*Given task:* Copy only the lines between the one containing "Read all visible content and emit it as JSON." and the end of the records, both included, leaving out pictures.

__________________________________________________

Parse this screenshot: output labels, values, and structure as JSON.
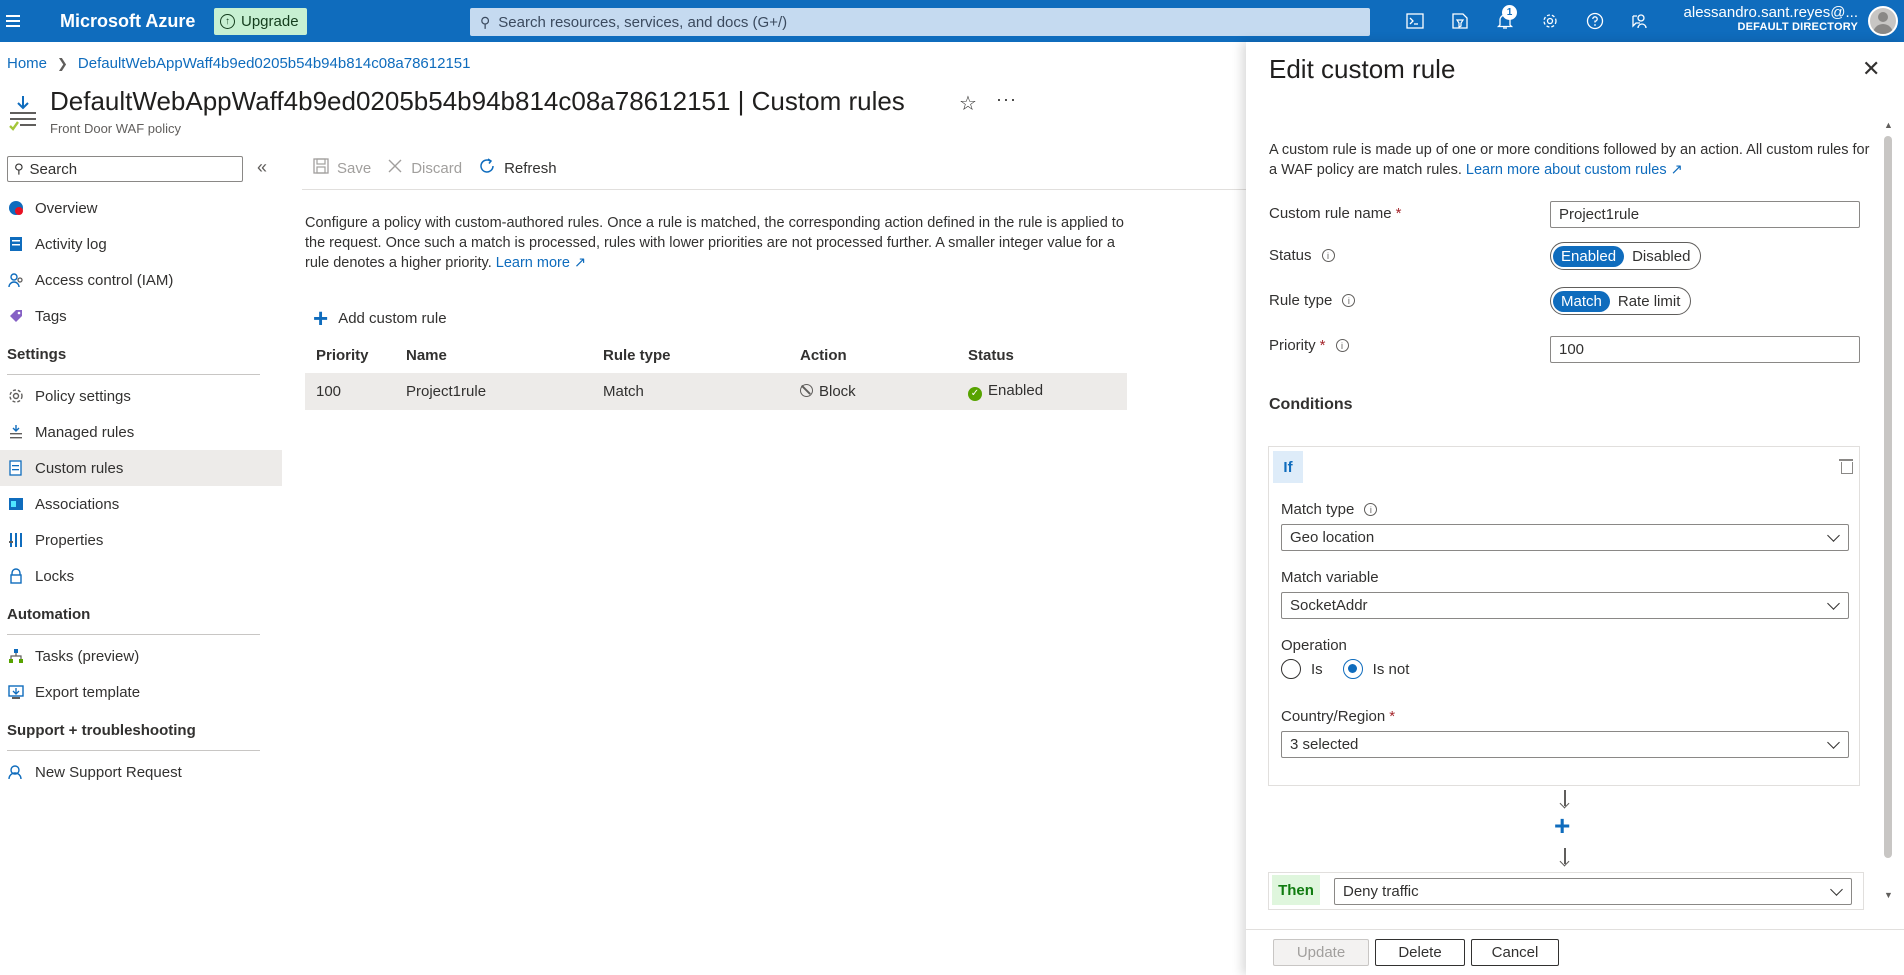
{
  "topbar": {
    "brand": "Microsoft Azure",
    "upgrade_label": "Upgrade",
    "search_placeholder": "Search resources, services, and docs (G+/)",
    "notification_count": "1",
    "user_name": "alessandro.sant.reyes@...",
    "user_directory": "DEFAULT DIRECTORY",
    "icons": [
      "cloud-shell-icon",
      "directory-filter-icon",
      "bell-icon",
      "gear-icon",
      "help-icon",
      "feedback-icon"
    ],
    "accent": "#0f6cbd"
  },
  "breadcrumb": {
    "home": "Home",
    "current": "DefaultWebAppWaff4b9ed0205b54b94b814c08a78612151"
  },
  "page": {
    "title": "DefaultWebAppWaff4b9ed0205b54b94b814c08a78612151 | Custom rules",
    "subtitle": "Front Door WAF policy"
  },
  "sidebar": {
    "search_placeholder": "Search",
    "items_top": [
      {
        "label": "Overview",
        "icon": "overview-icon"
      },
      {
        "label": "Activity log",
        "icon": "activity-log-icon"
      },
      {
        "label": "Access control (IAM)",
        "icon": "iam-icon"
      },
      {
        "label": "Tags",
        "icon": "tag-icon"
      }
    ],
    "settings_heading": "Settings",
    "settings_items": [
      {
        "label": "Policy settings",
        "icon": "gear-icon"
      },
      {
        "label": "Managed rules",
        "icon": "managed-rules-icon"
      },
      {
        "label": "Custom rules",
        "icon": "custom-rules-icon",
        "active": true
      },
      {
        "label": "Associations",
        "icon": "associations-icon"
      },
      {
        "label": "Properties",
        "icon": "properties-icon"
      },
      {
        "label": "Locks",
        "icon": "lock-icon"
      }
    ],
    "automation_heading": "Automation",
    "automation_items": [
      {
        "label": "Tasks (preview)",
        "icon": "tasks-icon"
      },
      {
        "label": "Export template",
        "icon": "export-icon"
      }
    ],
    "support_heading": "Support + troubleshooting",
    "support_items": [
      {
        "label": "New Support Request",
        "icon": "support-icon"
      }
    ]
  },
  "toolbar": {
    "save": "Save",
    "discard": "Discard",
    "refresh": "Refresh"
  },
  "main": {
    "description": "Configure a policy with custom-authored rules. Once a rule is matched, the corresponding action defined in the rule is applied to the request. Once such a match is processed, rules with lower priorities are not processed further. A smaller integer value for a rule denotes a higher priority.",
    "learn_more": "Learn more",
    "add_rule": "Add custom rule",
    "table": {
      "headers": [
        "Priority",
        "Name",
        "Rule type",
        "Action",
        "Status"
      ],
      "rows": [
        {
          "priority": "100",
          "name": "Project1rule",
          "rule_type": "Match",
          "action": "Block",
          "status": "Enabled"
        }
      ]
    }
  },
  "panel": {
    "title": "Edit custom rule",
    "description": "A custom rule is made up of one or more conditions followed by an action. All custom rules for a WAF policy are match rules.",
    "learn_more": "Learn more about custom rules",
    "name_label": "Custom rule name",
    "name_value": "Project1rule",
    "status_label": "Status",
    "status_options": [
      "Enabled",
      "Disabled"
    ],
    "status_selected": "Enabled",
    "rule_type_label": "Rule type",
    "rule_type_options": [
      "Match",
      "Rate limit"
    ],
    "rule_type_selected": "Match",
    "priority_label": "Priority",
    "priority_value": "100",
    "conditions_heading": "Conditions",
    "if_label": "If",
    "match_type_label": "Match type",
    "match_type_value": "Geo location",
    "match_variable_label": "Match variable",
    "match_variable_value": "SocketAddr",
    "operation_label": "Operation",
    "operation_options": [
      "Is",
      "Is not"
    ],
    "operation_selected": "Is not",
    "country_label": "Country/Region",
    "country_value": "3 selected",
    "then_label": "Then",
    "then_value": "Deny traffic",
    "buttons": {
      "update": "Update",
      "delete": "Delete",
      "cancel": "Cancel"
    }
  }
}
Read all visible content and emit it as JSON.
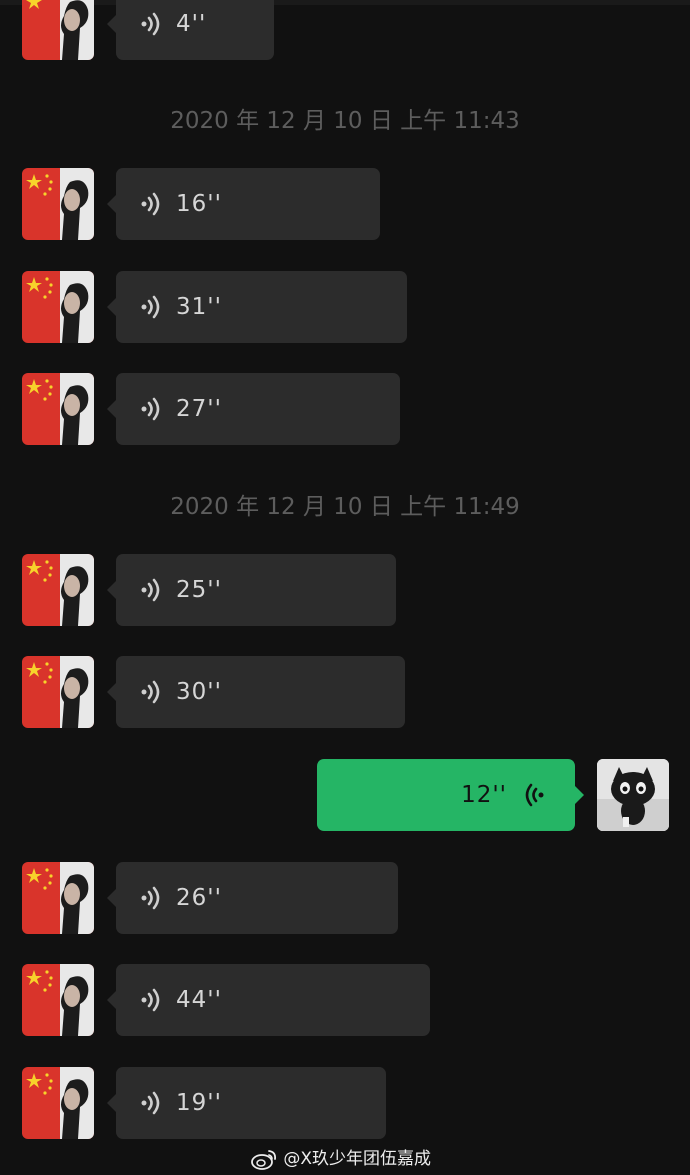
{
  "messages_before": [
    {
      "duration": "4''",
      "bubble_width": 158
    }
  ],
  "timestamp_1": "2020 年 12 月 10 日 上午 11:43",
  "group_1": [
    {
      "duration": "16''"
    },
    {
      "duration": "31''"
    },
    {
      "duration": "27''"
    }
  ],
  "timestamp_2": "2020 年 12 月 10 日 上午 11:49",
  "group_2": [
    {
      "duration": "25''"
    },
    {
      "duration": "30''"
    }
  ],
  "sent_message": {
    "duration": "12''"
  },
  "group_3": [
    {
      "duration": "26''"
    },
    {
      "duration": "44''"
    },
    {
      "duration": "19''"
    }
  ],
  "watermark": {
    "text": "@X玖少年团伍嘉成"
  },
  "colors": {
    "background": "#111111",
    "received_bubble": "#2c2c2c",
    "sent_bubble": "#25b565",
    "timestamp_text": "#5d5d5d"
  },
  "icons": {
    "received_voice": "voice-wave-icon",
    "sent_voice": "voice-wave-icon",
    "watermark": "weibo-icon"
  }
}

__________________________________________________

*Solution for this exercise:*
Read all visible content and emit it as JSON.
{
  "messages_before": [
    {
      "duration": "4''",
      "bubble_width": 158
    }
  ],
  "timestamp_1": "2020 年 12 月 10 日 上午 11:43",
  "group_1": [
    {
      "duration": "16''"
    },
    {
      "duration": "31''"
    },
    {
      "duration": "27''"
    }
  ],
  "timestamp_2": "2020 年 12 月 10 日 上午 11:49",
  "group_2": [
    {
      "duration": "25''"
    },
    {
      "duration": "30''"
    }
  ],
  "sent_message": {
    "duration": "12''"
  },
  "group_3": [
    {
      "duration": "26''"
    },
    {
      "duration": "44''"
    },
    {
      "duration": "19''"
    }
  ],
  "watermark": {
    "text": "@X玖少年团伍嘉成"
  },
  "colors": {
    "background": "#111111",
    "received_bubble": "#2c2c2c",
    "sent_bubble": "#25b565",
    "timestamp_text": "#5d5d5d"
  },
  "icons": {
    "received_voice": "voice-wave-icon",
    "sent_voice": "voice-wave-icon",
    "watermark": "weibo-icon"
  }
}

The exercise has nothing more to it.